To be done => Filter these entries so that only lines with the word "text" remain.
■ ■ ■ ■ ■
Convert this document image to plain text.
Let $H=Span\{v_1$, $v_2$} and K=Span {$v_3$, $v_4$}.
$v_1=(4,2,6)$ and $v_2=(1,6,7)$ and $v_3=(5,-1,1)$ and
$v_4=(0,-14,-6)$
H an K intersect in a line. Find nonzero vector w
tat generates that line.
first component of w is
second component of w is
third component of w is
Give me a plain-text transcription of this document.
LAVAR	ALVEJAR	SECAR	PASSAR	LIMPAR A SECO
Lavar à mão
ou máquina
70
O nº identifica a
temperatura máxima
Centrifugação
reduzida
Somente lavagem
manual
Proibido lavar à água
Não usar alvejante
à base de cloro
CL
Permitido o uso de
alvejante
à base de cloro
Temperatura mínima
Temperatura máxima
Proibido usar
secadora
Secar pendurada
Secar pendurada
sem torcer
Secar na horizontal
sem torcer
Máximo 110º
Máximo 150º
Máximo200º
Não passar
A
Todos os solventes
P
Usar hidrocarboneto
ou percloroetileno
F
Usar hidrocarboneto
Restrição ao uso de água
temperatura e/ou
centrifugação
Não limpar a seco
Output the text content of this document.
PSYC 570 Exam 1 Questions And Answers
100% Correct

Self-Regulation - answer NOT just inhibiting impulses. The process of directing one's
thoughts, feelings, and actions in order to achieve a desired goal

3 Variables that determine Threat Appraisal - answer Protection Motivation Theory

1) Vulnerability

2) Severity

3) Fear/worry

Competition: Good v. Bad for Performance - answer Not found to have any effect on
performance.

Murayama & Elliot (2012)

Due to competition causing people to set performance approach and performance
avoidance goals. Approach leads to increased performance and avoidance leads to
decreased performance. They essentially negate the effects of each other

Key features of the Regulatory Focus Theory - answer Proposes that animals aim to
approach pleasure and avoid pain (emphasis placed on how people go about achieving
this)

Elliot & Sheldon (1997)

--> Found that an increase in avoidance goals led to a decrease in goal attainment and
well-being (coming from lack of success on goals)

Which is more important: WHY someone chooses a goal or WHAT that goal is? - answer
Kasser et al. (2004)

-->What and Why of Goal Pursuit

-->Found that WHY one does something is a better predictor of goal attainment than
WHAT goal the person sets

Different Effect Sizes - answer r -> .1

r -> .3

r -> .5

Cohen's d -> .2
■ ■ ■ ■ ■
Solution to the exercise =>
Convert this document image to plain text.
Give me a plain-text transcription of this document.
Output the text content of this document.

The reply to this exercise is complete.